# What you should do:
Exact repetition is required: output every record in full.

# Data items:
········
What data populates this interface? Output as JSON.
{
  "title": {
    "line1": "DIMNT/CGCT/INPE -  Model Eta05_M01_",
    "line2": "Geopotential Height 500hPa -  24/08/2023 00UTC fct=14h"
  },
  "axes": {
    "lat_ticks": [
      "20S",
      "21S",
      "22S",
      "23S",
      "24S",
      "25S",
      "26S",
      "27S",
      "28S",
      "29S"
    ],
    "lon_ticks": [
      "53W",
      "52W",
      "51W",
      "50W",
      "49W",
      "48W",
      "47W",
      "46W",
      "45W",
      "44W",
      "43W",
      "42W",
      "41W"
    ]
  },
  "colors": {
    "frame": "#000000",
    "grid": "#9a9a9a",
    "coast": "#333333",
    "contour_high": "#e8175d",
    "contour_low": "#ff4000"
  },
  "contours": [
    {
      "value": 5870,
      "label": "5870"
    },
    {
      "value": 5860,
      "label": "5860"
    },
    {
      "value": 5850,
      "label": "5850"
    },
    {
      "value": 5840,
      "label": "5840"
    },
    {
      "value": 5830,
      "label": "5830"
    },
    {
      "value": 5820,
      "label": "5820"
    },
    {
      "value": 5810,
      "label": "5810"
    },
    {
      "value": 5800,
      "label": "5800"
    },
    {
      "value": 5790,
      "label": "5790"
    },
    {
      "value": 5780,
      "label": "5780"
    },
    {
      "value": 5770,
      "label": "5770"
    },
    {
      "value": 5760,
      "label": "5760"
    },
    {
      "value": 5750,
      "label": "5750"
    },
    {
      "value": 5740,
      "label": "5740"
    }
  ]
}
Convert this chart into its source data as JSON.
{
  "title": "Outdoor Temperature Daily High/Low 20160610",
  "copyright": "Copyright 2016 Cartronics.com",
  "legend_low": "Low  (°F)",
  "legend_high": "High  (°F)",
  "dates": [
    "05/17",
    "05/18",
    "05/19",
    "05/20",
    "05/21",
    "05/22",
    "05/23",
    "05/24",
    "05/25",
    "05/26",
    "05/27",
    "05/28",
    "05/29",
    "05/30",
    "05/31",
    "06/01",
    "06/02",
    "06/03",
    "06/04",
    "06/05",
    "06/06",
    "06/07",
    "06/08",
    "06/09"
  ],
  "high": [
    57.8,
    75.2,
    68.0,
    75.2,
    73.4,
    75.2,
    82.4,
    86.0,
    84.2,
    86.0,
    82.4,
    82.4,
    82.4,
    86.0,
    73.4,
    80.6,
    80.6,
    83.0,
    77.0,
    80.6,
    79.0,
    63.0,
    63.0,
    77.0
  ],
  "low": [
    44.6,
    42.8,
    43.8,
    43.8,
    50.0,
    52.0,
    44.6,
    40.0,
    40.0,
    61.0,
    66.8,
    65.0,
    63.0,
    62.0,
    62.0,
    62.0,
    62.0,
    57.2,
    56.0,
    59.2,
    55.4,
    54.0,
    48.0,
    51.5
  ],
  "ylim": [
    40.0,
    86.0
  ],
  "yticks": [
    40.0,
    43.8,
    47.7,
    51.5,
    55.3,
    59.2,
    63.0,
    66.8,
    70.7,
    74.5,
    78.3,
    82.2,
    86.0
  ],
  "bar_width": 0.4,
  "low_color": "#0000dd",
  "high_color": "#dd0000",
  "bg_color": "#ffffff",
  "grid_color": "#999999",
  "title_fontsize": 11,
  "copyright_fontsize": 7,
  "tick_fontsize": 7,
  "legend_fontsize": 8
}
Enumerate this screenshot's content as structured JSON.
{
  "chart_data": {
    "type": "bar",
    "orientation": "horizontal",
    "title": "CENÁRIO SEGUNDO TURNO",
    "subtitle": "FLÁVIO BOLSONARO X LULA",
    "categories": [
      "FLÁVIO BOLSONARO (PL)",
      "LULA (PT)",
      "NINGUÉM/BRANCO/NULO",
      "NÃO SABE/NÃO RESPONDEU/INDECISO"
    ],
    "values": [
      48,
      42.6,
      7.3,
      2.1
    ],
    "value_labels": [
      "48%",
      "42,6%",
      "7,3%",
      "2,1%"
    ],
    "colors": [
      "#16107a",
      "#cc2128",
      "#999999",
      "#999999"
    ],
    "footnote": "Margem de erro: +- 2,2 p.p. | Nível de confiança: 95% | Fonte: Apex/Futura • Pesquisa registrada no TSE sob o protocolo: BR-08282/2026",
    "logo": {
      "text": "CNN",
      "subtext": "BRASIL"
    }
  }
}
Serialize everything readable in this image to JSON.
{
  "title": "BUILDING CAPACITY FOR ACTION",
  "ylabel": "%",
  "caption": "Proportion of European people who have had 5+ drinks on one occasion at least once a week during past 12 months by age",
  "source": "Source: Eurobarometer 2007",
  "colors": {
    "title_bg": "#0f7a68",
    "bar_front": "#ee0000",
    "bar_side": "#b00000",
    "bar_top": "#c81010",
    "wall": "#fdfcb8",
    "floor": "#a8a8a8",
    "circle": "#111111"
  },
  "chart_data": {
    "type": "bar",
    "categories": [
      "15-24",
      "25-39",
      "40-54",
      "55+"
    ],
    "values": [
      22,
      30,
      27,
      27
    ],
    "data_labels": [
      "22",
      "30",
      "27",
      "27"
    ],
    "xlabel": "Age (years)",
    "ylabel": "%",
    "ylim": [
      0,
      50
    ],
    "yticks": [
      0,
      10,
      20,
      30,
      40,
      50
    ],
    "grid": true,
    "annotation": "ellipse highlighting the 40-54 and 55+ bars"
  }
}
········
# Complete output:
What data populates this interface? Output as JSON.
{
  "title": {
    "line1": "DIMNT/CGCT/INPE -  Model Eta05_M01_",
    "line2": "Geopotential Height 500hPa -  24/08/2023 00UTC fct=14h"
  },
  "axes": {
    "lat_ticks": [
      "20S",
      "21S",
      "22S",
      "23S",
      "24S",
      "25S",
      "26S",
      "27S",
      "28S",
      "29S"
    ],
    "lon_ticks": [
      "53W",
      "52W",
      "51W",
      "50W",
      "49W",
      "48W",
      "47W",
      "46W",
      "45W",
      "44W",
      "43W",
      "42W",
      "41W"
    ]
  },
  "colors": {
    "frame": "#000000",
    "grid": "#9a9a9a",
    "coast": "#333333",
    "contour_high": "#e8175d",
    "contour_low": "#ff4000"
  },
  "contours": [
    {
      "value": 5870,
      "label": "5870"
    },
    {
      "value": 5860,
      "label": "5860"
    },
    {
      "value": 5850,
      "label": "5850"
    },
    {
      "value": 5840,
      "label": "5840"
    },
    {
      "value": 5830,
      "label": "5830"
    },
    {
      "value": 5820,
      "label": "5820"
    },
    {
      "value": 5810,
      "label": "5810"
    },
    {
      "value": 5800,
      "label": "5800"
    },
    {
      "value": 5790,
      "label": "5790"
    },
    {
      "value": 5780,
      "label": "5780"
    },
    {
      "value": 5770,
      "label": "5770"
    },
    {
      "value": 5760,
      "label": "5760"
    },
    {
      "value": 5750,
      "label": "5750"
    },
    {
      "value": 5740,
      "label": "5740"
    }
  ]
}
Convert this chart into its source data as JSON.
{
  "title": "Outdoor Temperature Daily High/Low 20160610",
  "copyright": "Copyright 2016 Cartronics.com",
  "legend_low": "Low  (°F)",
  "legend_high": "High  (°F)",
  "dates": [
    "05/17",
    "05/18",
    "05/19",
    "05/20",
    "05/21",
    "05/22",
    "05/23",
    "05/24",
    "05/25",
    "05/26",
    "05/27",
    "05/28",
    "05/29",
    "05/30",
    "05/31",
    "06/01",
    "06/02",
    "06/03",
    "06/04",
    "06/05",
    "06/06",
    "06/07",
    "06/08",
    "06/09"
  ],
  "high": [
    57.8,
    75.2,
    68.0,
    75.2,
    73.4,
    75.2,
    82.4,
    86.0,
    84.2,
    86.0,
    82.4,
    82.4,
    82.4,
    86.0,
    73.4,
    80.6,
    80.6,
    83.0,
    77.0,
    80.6,
    79.0,
    63.0,
    63.0,
    77.0
  ],
  "low": [
    44.6,
    42.8,
    43.8,
    43.8,
    50.0,
    52.0,
    44.6,
    40.0,
    40.0,
    61.0,
    66.8,
    65.0,
    63.0,
    62.0,
    62.0,
    62.0,
    62.0,
    57.2,
    56.0,
    59.2,
    55.4,
    54.0,
    48.0,
    51.5
  ],
  "ylim": [
    40.0,
    86.0
  ],
  "yticks": [
    40.0,
    43.8,
    47.7,
    51.5,
    55.3,
    59.2,
    63.0,
    66.8,
    70.7,
    74.5,
    78.3,
    82.2,
    86.0
  ],
  "bar_width": 0.4,
  "low_color": "#0000dd",
  "high_color": "#dd0000",
  "bg_color": "#ffffff",
  "grid_color": "#999999",
  "title_fontsize": 11,
  "copyright_fontsize": 7,
  "tick_fontsize": 7,
  "legend_fontsize": 8
}
Enumerate this screenshot's content as structured JSON.
{
  "chart_data": {
    "type": "bar",
    "orientation": "horizontal",
    "title": "CENÁRIO SEGUNDO TURNO",
    "subtitle": "FLÁVIO BOLSONARO X LULA",
    "categories": [
      "FLÁVIO BOLSONARO (PL)",
      "LULA (PT)",
      "NINGUÉM/BRANCO/NULO",
      "NÃO SABE/NÃO RESPONDEU/INDECISO"
    ],
    "values": [
      48,
      42.6,
      7.3,
      2.1
    ],
    "value_labels": [
      "48%",
      "42,6%",
      "7,3%",
      "2,1%"
    ],
    "colors": [
      "#16107a",
      "#cc2128",
      "#999999",
      "#999999"
    ],
    "footnote": "Margem de erro: +- 2,2 p.p. | Nível de confiança: 95% | Fonte: Apex/Futura • Pesquisa registrada no TSE sob o protocolo: BR-08282/2026",
    "logo": {
      "text": "CNN",
      "subtext": "BRASIL"
    }
  }
}
Serialize everything readable in this image to JSON.
{
  "title": "BUILDING CAPACITY FOR ACTION",
  "ylabel": "%",
  "caption": "Proportion of European people who have had 5+ drinks on one occasion at least once a week during past 12 months by age",
  "source": "Source: Eurobarometer 2007",
  "colors": {
    "title_bg": "#0f7a68",
    "bar_front": "#ee0000",
    "bar_side": "#b00000",
    "bar_top": "#c81010",
    "wall": "#fdfcb8",
    "floor": "#a8a8a8",
    "circle": "#111111"
  },
  "chart_data": {
    "type": "bar",
    "categories": [
      "15-24",
      "25-39",
      "40-54",
      "55+"
    ],
    "values": [
      22,
      30,
      27,
      27
    ],
    "data_labels": [
      "22",
      "30",
      "27",
      "27"
    ],
    "xlabel": "Age (years)",
    "ylabel": "%",
    "ylim": [
      0,
      50
    ],
    "yticks": [
      0,
      10,
      20,
      30,
      40,
      50
    ],
    "grid": true,
    "annotation": "ellipse highlighting the 40-54 and 55+ bars"
  }
}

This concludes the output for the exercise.